### Task prompt
Every entry must be copied word for word.

************

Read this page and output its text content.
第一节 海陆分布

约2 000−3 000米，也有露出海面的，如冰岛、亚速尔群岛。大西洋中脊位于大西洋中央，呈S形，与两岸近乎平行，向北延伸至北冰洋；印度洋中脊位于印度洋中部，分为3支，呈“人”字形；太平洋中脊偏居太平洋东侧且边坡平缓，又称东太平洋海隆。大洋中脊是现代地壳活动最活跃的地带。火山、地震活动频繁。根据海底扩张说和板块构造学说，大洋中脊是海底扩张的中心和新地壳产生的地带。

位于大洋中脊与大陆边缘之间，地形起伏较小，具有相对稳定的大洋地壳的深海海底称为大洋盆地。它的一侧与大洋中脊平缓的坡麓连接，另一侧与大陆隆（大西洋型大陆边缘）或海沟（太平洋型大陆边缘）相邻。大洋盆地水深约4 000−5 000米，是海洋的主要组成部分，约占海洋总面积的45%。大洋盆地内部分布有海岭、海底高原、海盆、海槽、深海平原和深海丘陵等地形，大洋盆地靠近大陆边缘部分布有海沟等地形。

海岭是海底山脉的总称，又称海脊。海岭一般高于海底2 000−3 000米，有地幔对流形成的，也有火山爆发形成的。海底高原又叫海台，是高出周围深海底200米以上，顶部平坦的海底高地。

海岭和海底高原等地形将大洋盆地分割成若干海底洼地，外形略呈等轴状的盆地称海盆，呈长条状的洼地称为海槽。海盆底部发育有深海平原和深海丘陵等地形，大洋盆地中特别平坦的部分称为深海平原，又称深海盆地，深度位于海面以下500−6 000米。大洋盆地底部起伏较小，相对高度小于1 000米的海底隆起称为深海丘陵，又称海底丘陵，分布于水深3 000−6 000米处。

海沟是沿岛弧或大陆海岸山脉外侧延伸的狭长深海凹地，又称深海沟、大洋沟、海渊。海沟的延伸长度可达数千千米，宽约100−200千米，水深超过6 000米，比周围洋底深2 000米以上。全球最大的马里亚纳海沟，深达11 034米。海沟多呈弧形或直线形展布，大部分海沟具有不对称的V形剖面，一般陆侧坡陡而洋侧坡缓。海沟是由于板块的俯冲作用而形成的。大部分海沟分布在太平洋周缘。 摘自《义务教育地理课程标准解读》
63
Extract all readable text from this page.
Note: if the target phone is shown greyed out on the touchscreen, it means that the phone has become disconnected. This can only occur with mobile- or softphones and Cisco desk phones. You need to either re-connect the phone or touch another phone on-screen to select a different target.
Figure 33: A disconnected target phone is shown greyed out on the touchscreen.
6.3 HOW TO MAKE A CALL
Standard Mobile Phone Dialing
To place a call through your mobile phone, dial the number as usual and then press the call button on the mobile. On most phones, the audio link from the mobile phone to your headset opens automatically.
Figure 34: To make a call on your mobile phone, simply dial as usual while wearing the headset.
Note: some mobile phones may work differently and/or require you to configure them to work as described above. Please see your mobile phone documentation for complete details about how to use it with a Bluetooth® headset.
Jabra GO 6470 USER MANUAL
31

************

### Task response
Read this page and output its text content.
第一节 海陆分布

约2 000−3 000米，也有露出海面的，如冰岛、亚速尔群岛。大西洋中脊位于大西洋中央，呈S形，与两岸近乎平行，向北延伸至北冰洋；印度洋中脊位于印度洋中部，分为3支，呈“人”字形；太平洋中脊偏居太平洋东侧且边坡平缓，又称东太平洋海隆。大洋中脊是现代地壳活动最活跃的地带。火山、地震活动频繁。根据海底扩张说和板块构造学说，大洋中脊是海底扩张的中心和新地壳产生的地带。

位于大洋中脊与大陆边缘之间，地形起伏较小，具有相对稳定的大洋地壳的深海海底称为大洋盆地。它的一侧与大洋中脊平缓的坡麓连接，另一侧与大陆隆（大西洋型大陆边缘）或海沟（太平洋型大陆边缘）相邻。大洋盆地水深约4 000−5 000米，是海洋的主要组成部分，约占海洋总面积的45%。大洋盆地内部分布有海岭、海底高原、海盆、海槽、深海平原和深海丘陵等地形，大洋盆地靠近大陆边缘部分布有海沟等地形。

海岭是海底山脉的总称，又称海脊。海岭一般高于海底2 000−3 000米，有地幔对流形成的，也有火山爆发形成的。海底高原又叫海台，是高出周围深海底200米以上，顶部平坦的海底高地。

海岭和海底高原等地形将大洋盆地分割成若干海底洼地，外形略呈等轴状的盆地称海盆，呈长条状的洼地称为海槽。海盆底部发育有深海平原和深海丘陵等地形，大洋盆地中特别平坦的部分称为深海平原，又称深海盆地，深度位于海面以下500−6 000米。大洋盆地底部起伏较小，相对高度小于1 000米的海底隆起称为深海丘陵，又称海底丘陵，分布于水深3 000−6 000米处。

海沟是沿岛弧或大陆海岸山脉外侧延伸的狭长深海凹地，又称深海沟、大洋沟、海渊。海沟的延伸长度可达数千千米，宽约100−200千米，水深超过6 000米，比周围洋底深2 000米以上。全球最大的马里亚纳海沟，深达11 034米。海沟多呈弧形或直线形展布，大部分海沟具有不对称的V形剖面，一般陆侧坡陡而洋侧坡缓。海沟是由于板块的俯冲作用而形成的。大部分海沟分布在太平洋周缘。 摘自《义务教育地理课程标准解读》
63
Extract all readable text from this page.
Note: if the target phone is shown greyed out on the touchscreen, it means that the phone has become disconnected. This can only occur with mobile- or softphones and Cisco desk phones. You need to either re-connect the phone or touch another phone on-screen to select a different target.
Figure 33: A disconnected target phone is shown greyed out on the touchscreen.
6.3 HOW TO MAKE A CALL
Standard Mobile Phone Dialing
To place a call through your mobile phone, dial the number as usual and then press the call button on the mobile. On most phones, the audio link from the mobile phone to your headset opens automatically.
Figure 34: To make a call on your mobile phone, simply dial as usual while wearing the headset.
Note: some mobile phones may work differently and/or require you to configure them to work as described above. Please see your mobile phone documentation for complete details about how to use it with a Bluetooth® headset.
Jabra GO 6470 USER MANUAL
31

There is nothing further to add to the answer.